▶ **SHORT EXERCISE**: Show, in full, each line of the data that contains "Output".

▶ **RECORDED INFORMATION**:

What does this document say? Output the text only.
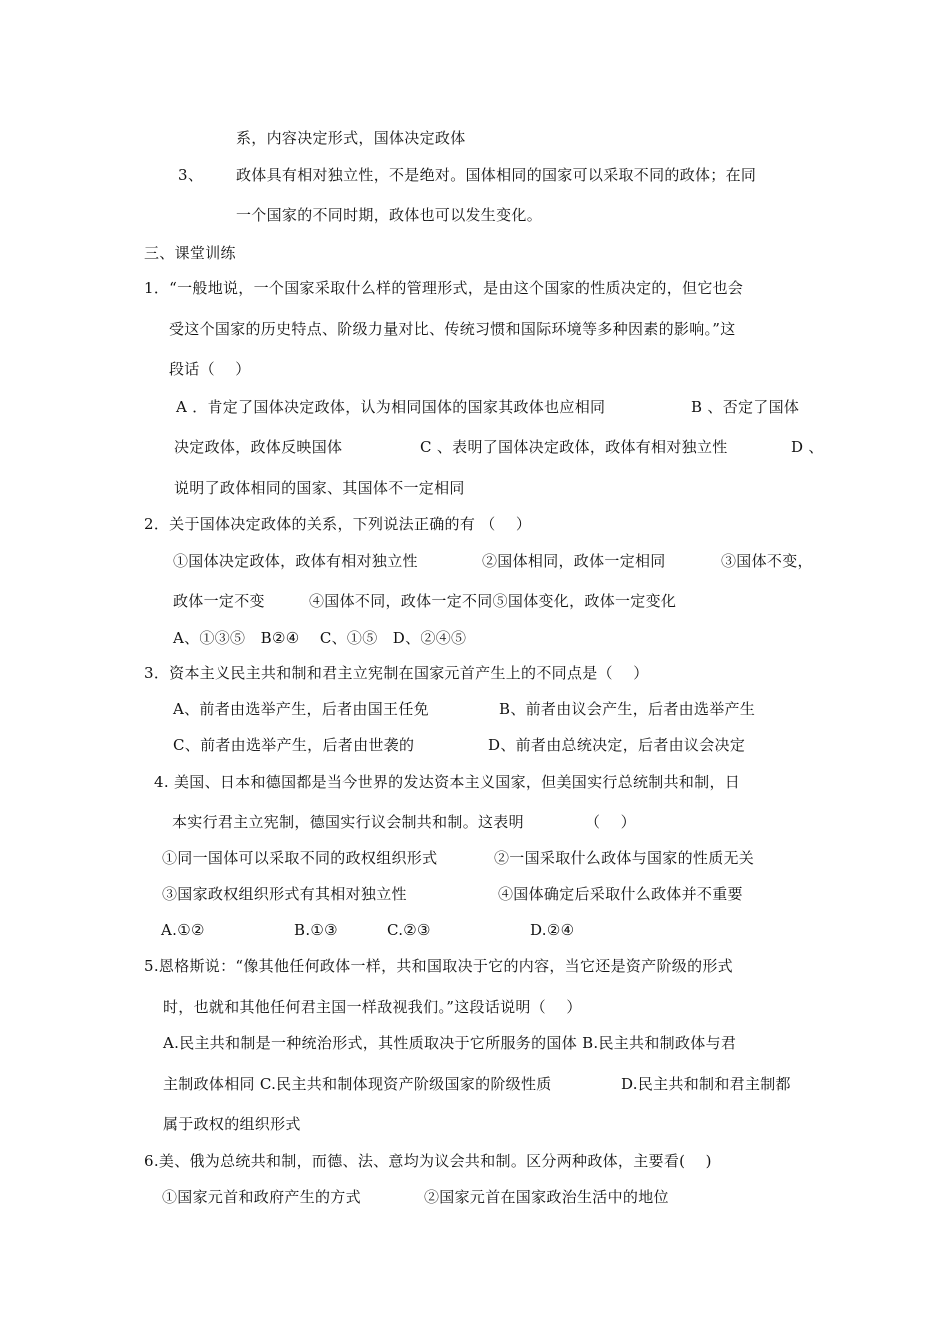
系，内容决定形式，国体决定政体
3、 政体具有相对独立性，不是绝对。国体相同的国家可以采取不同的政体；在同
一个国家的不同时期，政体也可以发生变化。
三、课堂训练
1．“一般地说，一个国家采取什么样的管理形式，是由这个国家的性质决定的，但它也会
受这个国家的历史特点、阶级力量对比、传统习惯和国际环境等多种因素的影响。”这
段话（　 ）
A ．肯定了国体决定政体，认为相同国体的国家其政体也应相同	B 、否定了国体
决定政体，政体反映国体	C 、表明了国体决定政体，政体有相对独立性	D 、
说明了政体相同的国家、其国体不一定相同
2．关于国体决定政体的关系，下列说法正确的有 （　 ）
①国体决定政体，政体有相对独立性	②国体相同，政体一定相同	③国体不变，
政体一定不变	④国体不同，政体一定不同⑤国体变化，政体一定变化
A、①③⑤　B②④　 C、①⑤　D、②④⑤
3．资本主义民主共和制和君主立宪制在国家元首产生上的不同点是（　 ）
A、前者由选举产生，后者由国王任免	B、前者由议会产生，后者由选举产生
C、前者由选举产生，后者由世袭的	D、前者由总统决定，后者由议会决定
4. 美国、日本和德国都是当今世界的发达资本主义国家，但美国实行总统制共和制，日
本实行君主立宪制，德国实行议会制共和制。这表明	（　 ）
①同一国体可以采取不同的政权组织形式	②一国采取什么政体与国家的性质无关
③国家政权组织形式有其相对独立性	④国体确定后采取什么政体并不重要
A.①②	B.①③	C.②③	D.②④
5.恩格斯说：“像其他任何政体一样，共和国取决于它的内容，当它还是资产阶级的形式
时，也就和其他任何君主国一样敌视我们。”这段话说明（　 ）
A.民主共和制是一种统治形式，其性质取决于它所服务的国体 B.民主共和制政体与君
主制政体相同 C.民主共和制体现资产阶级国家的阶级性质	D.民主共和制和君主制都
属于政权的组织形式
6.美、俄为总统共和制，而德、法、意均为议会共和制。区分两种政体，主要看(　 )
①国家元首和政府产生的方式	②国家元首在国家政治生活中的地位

...

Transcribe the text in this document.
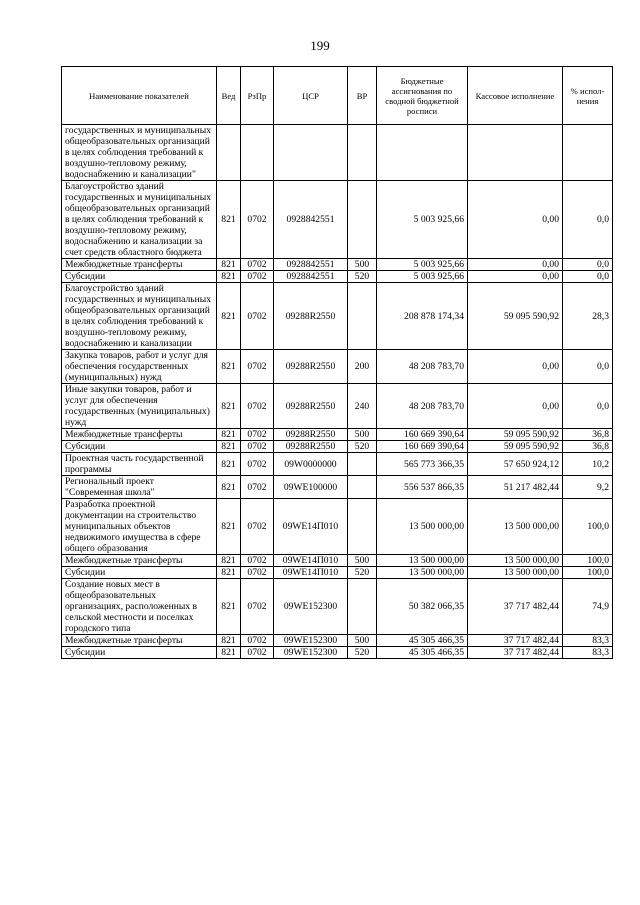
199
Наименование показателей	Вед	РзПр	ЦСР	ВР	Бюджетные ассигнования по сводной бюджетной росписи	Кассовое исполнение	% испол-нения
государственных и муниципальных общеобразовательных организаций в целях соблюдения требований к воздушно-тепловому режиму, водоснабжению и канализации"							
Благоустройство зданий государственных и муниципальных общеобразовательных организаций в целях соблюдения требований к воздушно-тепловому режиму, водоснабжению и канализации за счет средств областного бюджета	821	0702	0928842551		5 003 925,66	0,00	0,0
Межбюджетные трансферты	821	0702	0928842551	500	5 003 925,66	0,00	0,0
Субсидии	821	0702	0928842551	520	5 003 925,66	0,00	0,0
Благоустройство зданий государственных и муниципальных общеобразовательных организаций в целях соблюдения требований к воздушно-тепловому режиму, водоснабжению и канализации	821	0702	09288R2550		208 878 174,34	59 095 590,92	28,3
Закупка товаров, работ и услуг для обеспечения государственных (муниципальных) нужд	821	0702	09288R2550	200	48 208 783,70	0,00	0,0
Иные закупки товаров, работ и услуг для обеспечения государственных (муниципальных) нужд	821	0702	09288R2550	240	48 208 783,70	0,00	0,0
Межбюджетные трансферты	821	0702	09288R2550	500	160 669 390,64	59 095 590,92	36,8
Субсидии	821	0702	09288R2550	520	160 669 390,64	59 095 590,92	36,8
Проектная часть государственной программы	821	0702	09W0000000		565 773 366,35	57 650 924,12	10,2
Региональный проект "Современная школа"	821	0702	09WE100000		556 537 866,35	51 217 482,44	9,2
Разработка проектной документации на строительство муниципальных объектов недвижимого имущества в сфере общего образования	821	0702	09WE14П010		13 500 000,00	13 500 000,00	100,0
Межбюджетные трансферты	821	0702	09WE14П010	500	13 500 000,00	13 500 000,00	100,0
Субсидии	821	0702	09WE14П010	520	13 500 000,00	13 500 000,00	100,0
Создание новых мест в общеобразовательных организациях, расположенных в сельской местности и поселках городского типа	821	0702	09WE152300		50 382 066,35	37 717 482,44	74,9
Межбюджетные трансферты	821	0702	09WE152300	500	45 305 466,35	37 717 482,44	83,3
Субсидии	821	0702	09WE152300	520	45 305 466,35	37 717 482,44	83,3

...

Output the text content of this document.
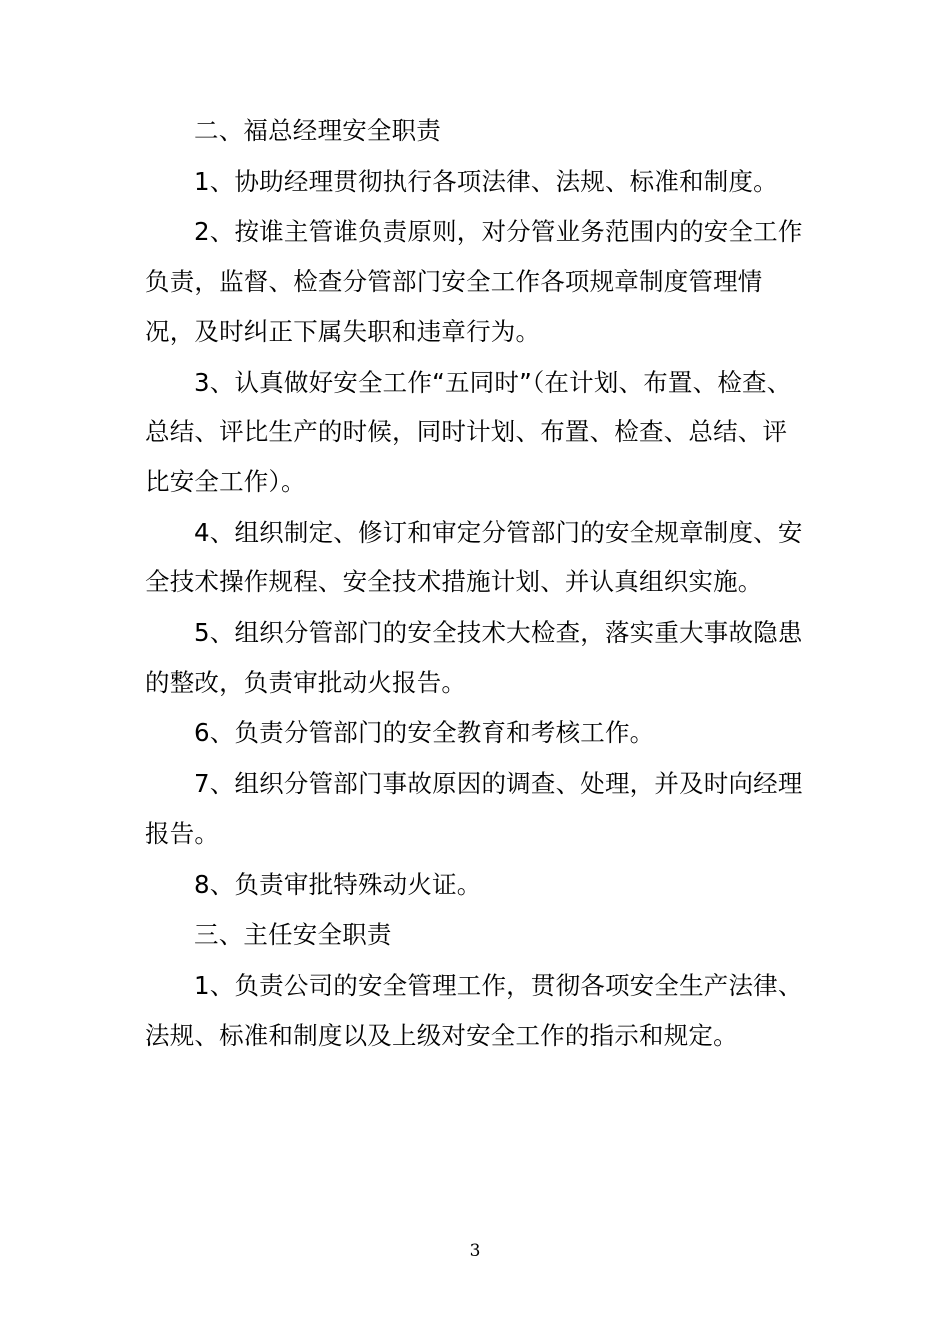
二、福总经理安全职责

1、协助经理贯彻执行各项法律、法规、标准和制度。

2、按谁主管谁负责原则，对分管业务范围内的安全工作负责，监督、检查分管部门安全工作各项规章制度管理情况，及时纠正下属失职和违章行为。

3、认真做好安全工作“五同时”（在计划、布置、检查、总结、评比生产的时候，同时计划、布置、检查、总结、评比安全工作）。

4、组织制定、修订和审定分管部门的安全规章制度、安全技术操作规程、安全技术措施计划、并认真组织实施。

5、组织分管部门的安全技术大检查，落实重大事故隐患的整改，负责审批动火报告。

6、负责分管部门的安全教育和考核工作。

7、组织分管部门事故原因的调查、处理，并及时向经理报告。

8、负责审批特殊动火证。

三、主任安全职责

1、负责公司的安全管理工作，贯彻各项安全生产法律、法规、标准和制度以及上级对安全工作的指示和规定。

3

▶ **TASK SOLUTION**:
What does this document say? Output the text only.
Output the text content of this document.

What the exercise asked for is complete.